→ SUPPLIED RECORDS

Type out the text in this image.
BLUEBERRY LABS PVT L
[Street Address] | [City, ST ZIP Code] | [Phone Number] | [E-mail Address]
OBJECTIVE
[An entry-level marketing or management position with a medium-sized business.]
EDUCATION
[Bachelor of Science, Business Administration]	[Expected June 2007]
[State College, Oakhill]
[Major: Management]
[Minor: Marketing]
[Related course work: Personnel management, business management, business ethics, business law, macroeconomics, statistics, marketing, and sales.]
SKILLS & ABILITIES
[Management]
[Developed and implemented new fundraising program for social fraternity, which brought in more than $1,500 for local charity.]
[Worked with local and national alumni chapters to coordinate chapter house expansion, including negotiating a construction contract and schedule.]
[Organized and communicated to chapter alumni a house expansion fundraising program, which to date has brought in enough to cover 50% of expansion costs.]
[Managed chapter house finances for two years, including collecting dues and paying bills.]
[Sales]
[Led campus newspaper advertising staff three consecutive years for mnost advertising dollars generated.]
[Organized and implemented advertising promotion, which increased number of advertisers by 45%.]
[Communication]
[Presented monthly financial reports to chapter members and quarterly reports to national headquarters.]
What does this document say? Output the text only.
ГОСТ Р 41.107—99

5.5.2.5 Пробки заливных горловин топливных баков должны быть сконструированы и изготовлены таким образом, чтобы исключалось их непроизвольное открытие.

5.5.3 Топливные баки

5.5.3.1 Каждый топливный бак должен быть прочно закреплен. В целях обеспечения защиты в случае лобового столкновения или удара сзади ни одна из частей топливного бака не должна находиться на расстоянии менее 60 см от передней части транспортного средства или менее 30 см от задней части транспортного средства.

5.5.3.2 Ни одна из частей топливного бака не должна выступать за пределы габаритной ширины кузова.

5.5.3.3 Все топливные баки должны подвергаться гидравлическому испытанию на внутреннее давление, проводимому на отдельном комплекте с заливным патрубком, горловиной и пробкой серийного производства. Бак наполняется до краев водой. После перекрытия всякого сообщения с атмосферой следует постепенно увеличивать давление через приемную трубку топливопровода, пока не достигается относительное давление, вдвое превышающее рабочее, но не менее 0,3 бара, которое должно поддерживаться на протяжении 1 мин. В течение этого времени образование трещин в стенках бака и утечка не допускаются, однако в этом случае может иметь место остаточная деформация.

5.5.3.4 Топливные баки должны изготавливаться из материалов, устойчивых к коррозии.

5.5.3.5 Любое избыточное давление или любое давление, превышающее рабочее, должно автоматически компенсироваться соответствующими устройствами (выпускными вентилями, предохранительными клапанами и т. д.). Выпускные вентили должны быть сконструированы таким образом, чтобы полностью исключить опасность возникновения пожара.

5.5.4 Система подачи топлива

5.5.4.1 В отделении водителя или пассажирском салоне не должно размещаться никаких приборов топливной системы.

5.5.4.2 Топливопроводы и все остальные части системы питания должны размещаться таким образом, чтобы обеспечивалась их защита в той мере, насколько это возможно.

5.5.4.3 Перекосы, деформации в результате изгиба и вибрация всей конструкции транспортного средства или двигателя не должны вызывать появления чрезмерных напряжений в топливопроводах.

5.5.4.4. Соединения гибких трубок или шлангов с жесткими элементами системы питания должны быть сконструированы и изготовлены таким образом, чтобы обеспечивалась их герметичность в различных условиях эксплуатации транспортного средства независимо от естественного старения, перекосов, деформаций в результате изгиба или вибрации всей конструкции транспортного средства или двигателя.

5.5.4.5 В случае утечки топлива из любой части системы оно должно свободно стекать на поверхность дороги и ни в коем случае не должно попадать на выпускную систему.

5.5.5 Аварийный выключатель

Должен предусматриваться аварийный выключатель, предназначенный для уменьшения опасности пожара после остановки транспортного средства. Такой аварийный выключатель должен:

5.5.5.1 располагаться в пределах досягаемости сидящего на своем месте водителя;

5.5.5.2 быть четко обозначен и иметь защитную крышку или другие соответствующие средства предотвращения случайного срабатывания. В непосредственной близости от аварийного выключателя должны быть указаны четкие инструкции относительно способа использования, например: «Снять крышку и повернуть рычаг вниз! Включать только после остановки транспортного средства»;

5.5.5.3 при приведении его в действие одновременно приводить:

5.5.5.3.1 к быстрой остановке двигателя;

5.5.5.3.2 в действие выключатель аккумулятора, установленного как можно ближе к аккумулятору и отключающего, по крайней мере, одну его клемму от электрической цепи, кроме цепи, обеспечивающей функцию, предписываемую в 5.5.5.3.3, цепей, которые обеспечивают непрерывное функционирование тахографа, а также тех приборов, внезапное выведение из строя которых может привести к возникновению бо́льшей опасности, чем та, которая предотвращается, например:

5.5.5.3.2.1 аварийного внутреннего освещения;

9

→ GIVEN EXERCISE
Set down the entries verbatim, leaving none out.

→ RESPONSE TO THIS EXERCISE
Type out the text in this image.
BLUEBERRY LABS PVT L
[Street Address] | [City, ST ZIP Code] | [Phone Number] | [E-mail Address]
OBJECTIVE
[An entry-level marketing or management position with a medium-sized business.]
EDUCATION
[Bachelor of Science, Business Administration]	[Expected June 2007]
[State College, Oakhill]
[Major: Management]
[Minor: Marketing]
[Related course work: Personnel management, business management, business ethics, business law, macroeconomics, statistics, marketing, and sales.]
SKILLS & ABILITIES
[Management]
[Developed and implemented new fundraising program for social fraternity, which brought in more than $1,500 for local charity.]
[Worked with local and national alumni chapters to coordinate chapter house expansion, including negotiating a construction contract and schedule.]
[Organized and communicated to chapter alumni a house expansion fundraising program, which to date has brought in enough to cover 50% of expansion costs.]
[Managed chapter house finances for two years, including collecting dues and paying bills.]
[Sales]
[Led campus newspaper advertising staff three consecutive years for mnost advertising dollars generated.]
[Organized and implemented advertising promotion, which increased number of advertisers by 45%.]
[Communication]
[Presented monthly financial reports to chapter members and quarterly reports to national headquarters.]
What does this document say? Output the text only.
ГОСТ Р 41.107—99

5.5.2.5 Пробки заливных горловин топливных баков должны быть сконструированы и изготовлены таким образом, чтобы исключалось их непроизвольное открытие.

5.5.3 Топливные баки

5.5.3.1 Каждый топливный бак должен быть прочно закреплен. В целях обеспечения защиты в случае лобового столкновения или удара сзади ни одна из частей топливного бака не должна находиться на расстоянии менее 60 см от передней части транспортного средства или менее 30 см от задней части транспортного средства.

5.5.3.2 Ни одна из частей топливного бака не должна выступать за пределы габаритной ширины кузова.

5.5.3.3 Все топливные баки должны подвергаться гидравлическому испытанию на внутреннее давление, проводимому на отдельном комплекте с заливным патрубком, горловиной и пробкой серийного производства. Бак наполняется до краев водой. После перекрытия всякого сообщения с атмосферой следует постепенно увеличивать давление через приемную трубку топливопровода, пока не достигается относительное давление, вдвое превышающее рабочее, но не менее 0,3 бара, которое должно поддерживаться на протяжении 1 мин. В течение этого времени образование трещин в стенках бака и утечка не допускаются, однако в этом случае может иметь место остаточная деформация.

5.5.3.4 Топливные баки должны изготавливаться из материалов, устойчивых к коррозии.

5.5.3.5 Любое избыточное давление или любое давление, превышающее рабочее, должно автоматически компенсироваться соответствующими устройствами (выпускными вентилями, предохранительными клапанами и т. д.). Выпускные вентили должны быть сконструированы таким образом, чтобы полностью исключить опасность возникновения пожара.

5.5.4 Система подачи топлива

5.5.4.1 В отделении водителя или пассажирском салоне не должно размещаться никаких приборов топливной системы.

5.5.4.2 Топливопроводы и все остальные части системы питания должны размещаться таким образом, чтобы обеспечивалась их защита в той мере, насколько это возможно.

5.5.4.3 Перекосы, деформации в результате изгиба и вибрация всей конструкции транспортного средства или двигателя не должны вызывать появления чрезмерных напряжений в топливопроводах.

5.5.4.4. Соединения гибких трубок или шлангов с жесткими элементами системы питания должны быть сконструированы и изготовлены таким образом, чтобы обеспечивалась их герметичность в различных условиях эксплуатации транспортного средства независимо от естественного старения, перекосов, деформаций в результате изгиба или вибрации всей конструкции транспортного средства или двигателя.

5.5.4.5 В случае утечки топлива из любой части системы оно должно свободно стекать на поверхность дороги и ни в коем случае не должно попадать на выпускную систему.

5.5.5 Аварийный выключатель

Должен предусматриваться аварийный выключатель, предназначенный для уменьшения опасности пожара после остановки транспортного средства. Такой аварийный выключатель должен:

5.5.5.1 располагаться в пределах досягаемости сидящего на своем месте водителя;

5.5.5.2 быть четко обозначен и иметь защитную крышку или другие соответствующие средства предотвращения случайного срабатывания. В непосредственной близости от аварийного выключателя должны быть указаны четкие инструкции относительно способа использования, например: «Снять крышку и повернуть рычаг вниз! Включать только после остановки транспортного средства»;

5.5.5.3 при приведении его в действие одновременно приводить:

5.5.5.3.1 к быстрой остановке двигателя;

5.5.5.3.2 в действие выключатель аккумулятора, установленного как можно ближе к аккумулятору и отключающего, по крайней мере, одну его клемму от электрической цепи, кроме цепи, обеспечивающей функцию, предписываемую в 5.5.5.3.3, цепей, которые обеспечивают непрерывное функционирование тахографа, а также тех приборов, внезапное выведение из строя которых может привести к возникновению бо́льшей опасности, чем та, которая предотвращается, например:

5.5.5.3.2.1 аварийного внутреннего освещения;

9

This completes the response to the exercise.